**Written exercise**:
Omit the pictures and extract only the lines from the line containing "What text is on this page?" to the end of the material, each exactly as written.

**Data for processing**:

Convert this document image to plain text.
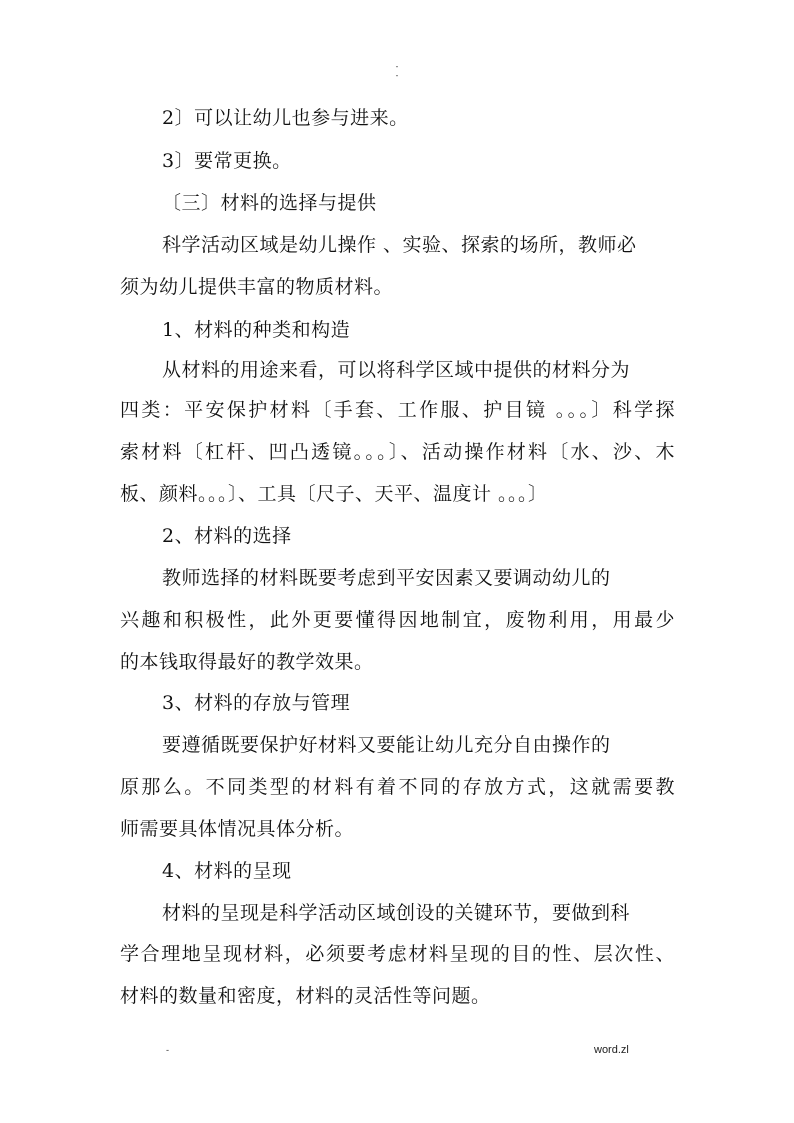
-
-
2〕可以让幼儿也参与进来。
3〕要常更换。
〔三〕材料的选择与提供
科学活动区域是幼儿操作 、实验、探索的场所，教师必
须为幼儿提供丰富的物质材料。
1、材料的种类和构造
从材料的用途来看，可以将科学区域中提供的材料分为
四类：平安保护材料〔手套、工作服、护目镜 。。。〕科学探
索材料〔杠杆、凹凸透镜。。。〕、活动操作材料〔水、沙、木
板、颜料。。。〕、工具〔尺子、天平、温度计 。。。〕
2、材料的选择
教师选择的材料既要考虑到平安因素又要调动幼儿的
兴趣和积极性，此外更要懂得因地制宜，废物利用，用最少
的本钱取得最好的教学效果。
3、材料的存放与管理
要遵循既要保护好材料又要能让幼儿充分自由操作的
原那么。不同类型的材料有着不同的存放方式，这就需要教
师需要具体情况具体分析。
4、材料的呈现
材料的呈现是科学活动区域创设的关键环节，要做到科
学合理地呈现材料，必须要考虑材料呈现的目的性、层次性、
材料的数量和密度，材料的灵活性等问题。
-	word.zl
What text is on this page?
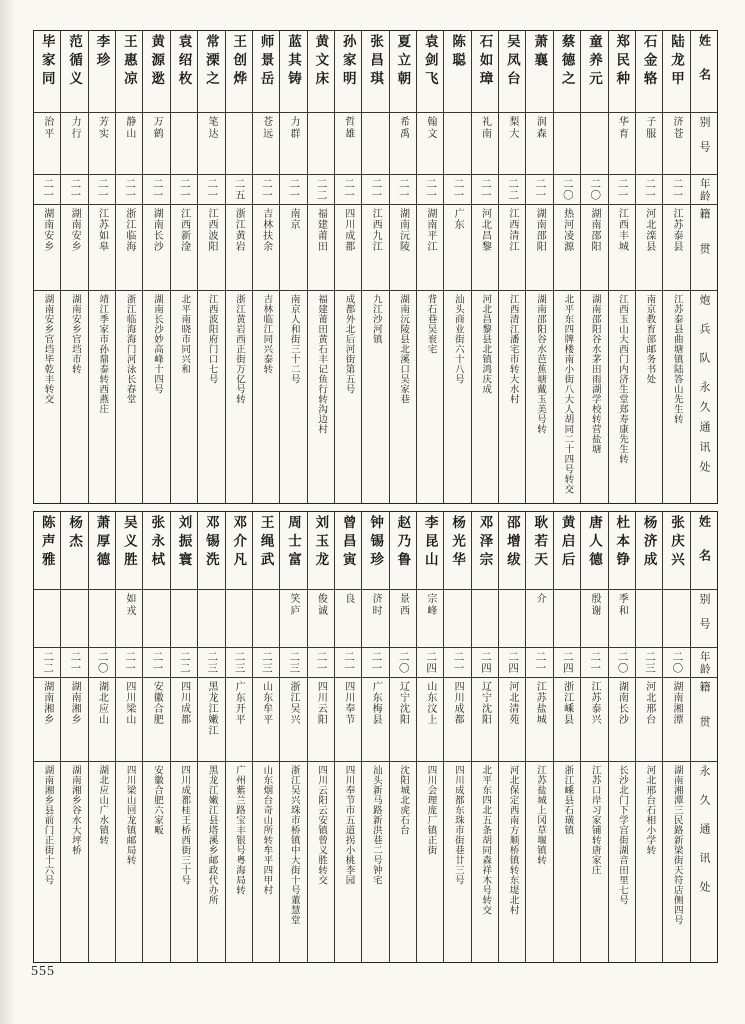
姓名
别号
年龄
籍贯
炮兵队永久通讯处
陆龙甲
济苍
二一
江苏泰县
江苏泰县曲塘镇陆答山先生转
石金辂
子服
二一
河北滦县
南京教育部邮务书处
郑民种
华育
二一
江西丰城
江西玉山大西门内济生堂郑寿康先生转
童养元
二〇
湖南邵阳
湖南邵阳谷水茅田雨湖学校转营盐塘
蔡德之
二〇
热河凌源
北平东四牌楼南小街八大人胡同二十四号转交
萧襄
润森
二一
湖南邵阳
湖南邵阳谷水芭蕉塘戴玉美号转
吴凤台
梨大
二二
江西清江
江西清江潘宅市转大水村
石如璋
礼南
二一
河北昌黎
河北昌黎县北镇鸿庆成
陈聪
二一
广东
汕头商业街六十八号
袁剑飞
翰文
二一
湖南平江
背石巷吴衮宅
夏立朝
希禹
二一
湖南沅陵
湖南沅陵县北溪口吴家巷
张昌琪
二一
江西九江
九江沙河镇
孙家明
哲雄
二一
四川成都
成都外北后河街第五号
黄文床
二二
福建莆田
福建莆田黄石丰记鱼行转沟边村
蓝其铸
力群
二一
南京
南京人和街三十二号
师景岳
苍远
二一
吉林扶余
吉林临江同兴泰转
王创烨
二五
浙江黄岩
浙江黄岩西正街万亿号转
常溧之
笔达
二一
江西波阳
江西波阳府门口七号
袁绍枚
二一
江西新淦
北平南晓市同兴和
黄源逖
万鹤
二一
湖南长沙
湖南长沙妙高峰十四号
王惠凉
静山
二一
浙江临海
浙江临海海门河泳长春堂
李珍
芳实
二一
江苏如皋
靖江季家市孙鼎泰转西燕庄
范循义
力行
二一
湖南安乡
湖南安乡官垱市转
毕家同
治平
二一
湖南安乡
湖南安乡官垱毕乾丰转交
姓名
别号
年龄
籍贯
永久通讯处
张庆兴
二〇
湖南湘潭
湖南湘潭三民路新梁街天符店侧四号
杨济成
二三
河北邢台
河北邢台石相小学转
杜本铮
季和
二〇
湖南长沙
长沙北门下学宫街湖音田里七号
唐人德
殷谢
二一
江苏泰兴
江苏口岸习家铺转唐家庄
黄启后
二四
浙江嵊县
浙江嵊县石璜镇
耿若天
介
二一
江苏盐城
江苏盐城上冈草堰镇转
邵增绂
二四
河北清苑
河北保定西南方顺桥镇转东堤北村
邓泽宗
二四
辽宁沈阳
北平东四北五条胡同森祥木号转交
杨光华
二一
四川成都
四川成都东珠市街巷廿三号
李昆山
宗峰
二四
山东汶上
四川会理庞厂镇正街
赵乃鲁
景西
二〇
辽宁沈阳
沈阳城北虎石台
钟锡珍
济时
二一
广东梅县
汕头新马路新洪巷二号钟宅
曾昌寅
良
二一
四川奉节
四川奉节市五道拐小桃李园
刘玉龙
俊诚
二一
四川云阳
四川云阳云安镇曾义胜转交
周士富
笑庐
二三
浙江吴兴
浙江吴兴珠市桥镇中大街十号董慧堂
王绳武
二三
山东牟平
山东烟台奇山所转牟平四甲村
邓介凡
二三
广东开平
广州紫兰路宝丰银号粤海局转
邓锡洗
二三
黑龙江嫩江
黑龙江嫩江县塔溪乡邮政代办所
刘振寰
二二
四川成都
四川成都桂王桥西街三十号
张永栻
二一
安徽合肥
安徽合肥六家畈
吴义胜
如戎
二一
四川梁山
四川梁山回龙镇邮局转
萧厚德
二〇
湖北应山
湖北应山广水镇转
杨杰
二一
湖南湘乡
湖南湘乡谷水大坪桥
陈声雅
二二
湖南湘乡
湖南湘乡县前门正街十六号
555
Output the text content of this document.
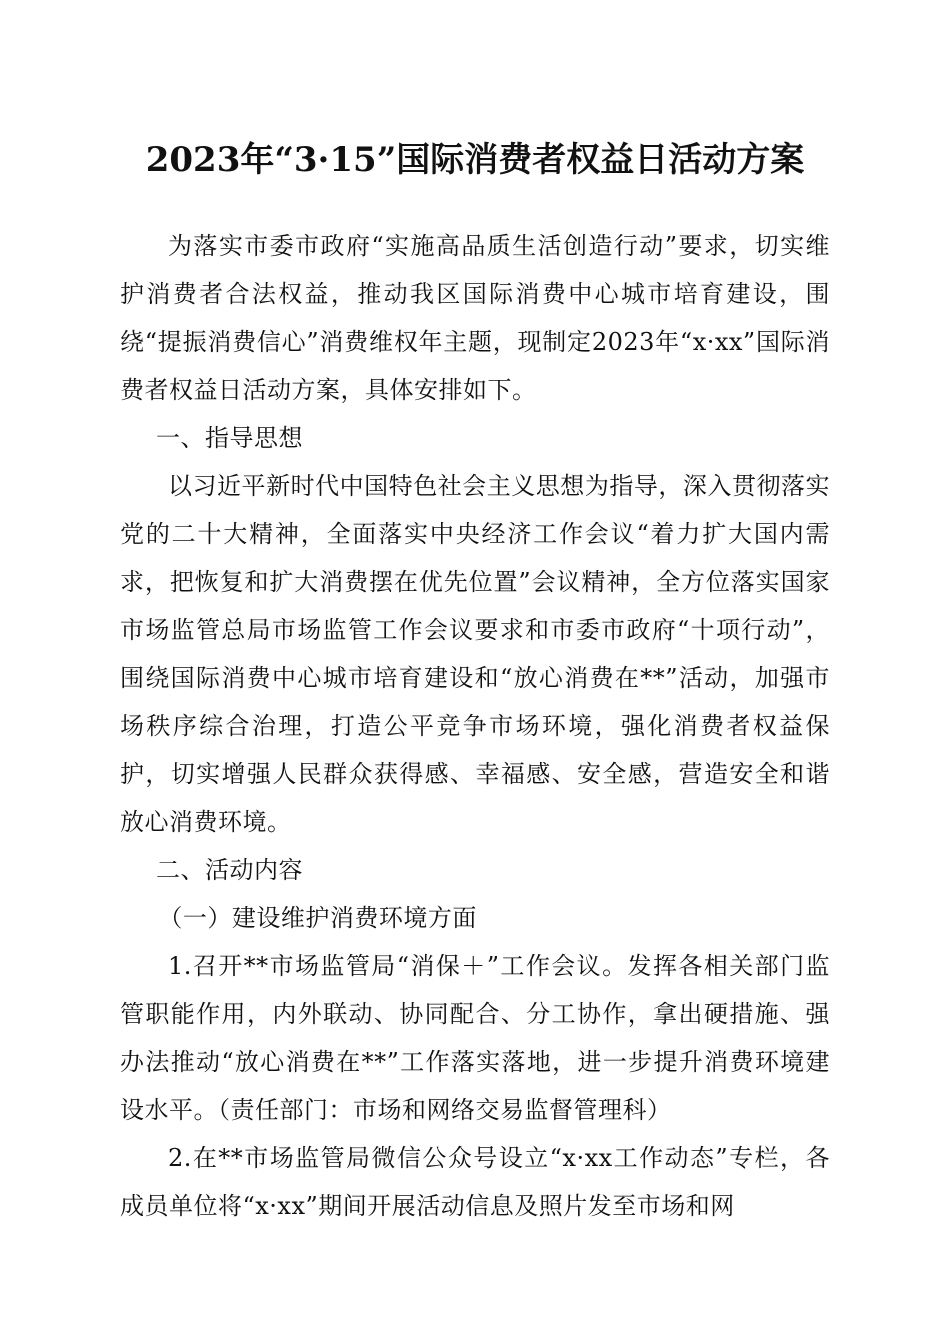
2023年“3·15”国际消费者权益日活动方案

为落实市委市政府“实施高品质生活创造行动”要求，切实维护消费者合法权益，推动我区国际消费中心城市培育建设，围绕“提振消费信心”消费维权年主题，现制定2023年“x·xx”国际消费者权益日活动方案，具体安排如下。

一、指导思想

以习近平新时代中国特色社会主义思想为指导，深入贯彻落实党的二十大精神，全面落实中央经济工作会议“着力扩大国内需求，把恢复和扩大消费摆在优先位置”会议精神，全方位落实国家市场监管总局市场监管工作会议要求和市委市政府“十项行动”，围绕国际消费中心城市培育建设和“放心消费在**”活动，加强市场秩序综合治理，打造公平竞争市场环境，强化消费者权益保护，切实增强人民群众获得感、幸福感、安全感，营造安全和谐放心消费环境。

二、活动内容

（一）建设维护消费环境方面

1.召开**市场监管局“消保＋”工作会议。发挥各相关部门监管职能作用，内外联动、协同配合、分工协作，拿出硬措施、强办法推动“放心消费在**”工作落实落地，进一步提升消费环境建设水平。（责任部门：市场和网络交易监督管理科）

2.在**市场监管局微信公众号设立“x·xx工作动态”专栏，各成员单位将“x·xx”期间开展活动信息及照片发至市场和网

**Exercise solution**:
What text is on this page?
姓名
别号
年龄
籍贯
炮兵队永久通讯处
陆龙甲
济苍
二一
江苏泰县
江苏泰县曲塘镇陆答山先生转
石金辂
子服
二一
河北滦县
南京教育部邮务书处
郑民种
华育
二一
江西丰城
江西玉山大西门内济生堂郑寿康先生转
童养元
二〇
湖南邵阳
湖南邵阳谷水茅田雨湖学校转营盐塘
蔡德之
二〇
热河凌源
北平东四牌楼南小街八大人胡同二十四号转交
萧襄
润森
二一
湖南邵阳
湖南邵阳谷水芭蕉塘戴玉美号转
吴凤台
梨大
二二
江西清江
江西清江潘宅市转大水村
石如璋
礼南
二一
河北昌黎
河北昌黎县北镇鸿庆成
陈聪
二一
广东
汕头商业街六十八号
袁剑飞
翰文
二一
湖南平江
背石巷吴衮宅
夏立朝
希禹
二一
湖南沅陵
湖南沅陵县北溪口吴家巷
张昌琪
二一
江西九江
九江沙河镇
孙家明
哲雄
二一
四川成都
成都外北后河街第五号
黄文床
二二
福建莆田
福建莆田黄石丰记鱼行转沟边村
蓝其铸
力群
二一
南京
南京人和街三十二号
师景岳
苍远
二一
吉林扶余
吉林临江同兴泰转
王创烨
二五
浙江黄岩
浙江黄岩西正街万亿号转
常溧之
笔达
二一
江西波阳
江西波阳府门口七号
袁绍枚
二一
江西新淦
北平南晓市同兴和
黄源逖
万鹤
二一
湖南长沙
湖南长沙妙高峰十四号
王惠凉
静山
二一
浙江临海
浙江临海海门河泳长春堂
李珍
芳实
二一
江苏如皋
靖江季家市孙鼎泰转西燕庄
范循义
力行
二一
湖南安乡
湖南安乡官垱市转
毕家同
治平
二一
湖南安乡
湖南安乡官垱毕乾丰转交
姓名
别号
年龄
籍贯
永久通讯处
张庆兴
二〇
湖南湘潭
湖南湘潭三民路新梁街天符店侧四号
杨济成
二三
河北邢台
河北邢台石相小学转
杜本铮
季和
二〇
湖南长沙
长沙北门下学宫街湖音田里七号
唐人德
殷谢
二一
江苏泰兴
江苏口岸习家铺转唐家庄
黄启后
二四
浙江嵊县
浙江嵊县石璜镇
耿若天
介
二一
江苏盐城
江苏盐城上冈草堰镇转
邵增绂
二四
河北清苑
河北保定西南方顺桥镇转东堤北村
邓泽宗
二四
辽宁沈阳
北平东四北五条胡同森祥木号转交
杨光华
二一
四川成都
四川成都东珠市街巷廿三号
李昆山
宗峰
二四
山东汶上
四川会理庞厂镇正街
赵乃鲁
景西
二〇
辽宁沈阳
沈阳城北虎石台
钟锡珍
济时
二一
广东梅县
汕头新马路新洪巷二号钟宅
曾昌寅
良
二一
四川奉节
四川奉节市五道拐小桃李园
刘玉龙
俊诚
二一
四川云阳
四川云阳云安镇曾义胜转交
周士富
笑庐
二三
浙江吴兴
浙江吴兴珠市桥镇中大街十号董慧堂
王绳武
二三
山东牟平
山东烟台奇山所转牟平四甲村
邓介凡
二三
广东开平
广州紫兰路宝丰银号粤海局转
邓锡洗
二三
黑龙江嫩江
黑龙江嫩江县塔溪乡邮政代办所
刘振寰
二二
四川成都
四川成都桂王桥西街三十号
张永栻
二一
安徽合肥
安徽合肥六家畈
吴义胜
如戎
二一
四川梁山
四川梁山回龙镇邮局转
萧厚德
二〇
湖北应山
湖北应山广水镇转
杨杰
二一
湖南湘乡
湖南湘乡谷水大坪桥
陈声雅
二二
湖南湘乡
湖南湘乡县前门正街十六号
555
Output the text content of this document.
2023年“3·15”国际消费者权益日活动方案

为落实市委市政府“实施高品质生活创造行动”要求，切实维护消费者合法权益，推动我区国际消费中心城市培育建设，围绕“提振消费信心”消费维权年主题，现制定2023年“x·xx”国际消费者权益日活动方案，具体安排如下。

一、指导思想

以习近平新时代中国特色社会主义思想为指导，深入贯彻落实党的二十大精神，全面落实中央经济工作会议“着力扩大国内需求，把恢复和扩大消费摆在优先位置”会议精神，全方位落实国家市场监管总局市场监管工作会议要求和市委市政府“十项行动”，围绕国际消费中心城市培育建设和“放心消费在**”活动，加强市场秩序综合治理，打造公平竞争市场环境，强化消费者权益保护，切实增强人民群众获得感、幸福感、安全感，营造安全和谐放心消费环境。

二、活动内容

（一）建设维护消费环境方面

1.召开**市场监管局“消保＋”工作会议。发挥各相关部门监管职能作用，内外联动、协同配合、分工协作，拿出硬措施、强办法推动“放心消费在**”工作落实落地，进一步提升消费环境建设水平。（责任部门：市场和网络交易监督管理科）

2.在**市场监管局微信公众号设立“x·xx工作动态”专栏，各成员单位将“x·xx”期间开展活动信息及照片发至市场和网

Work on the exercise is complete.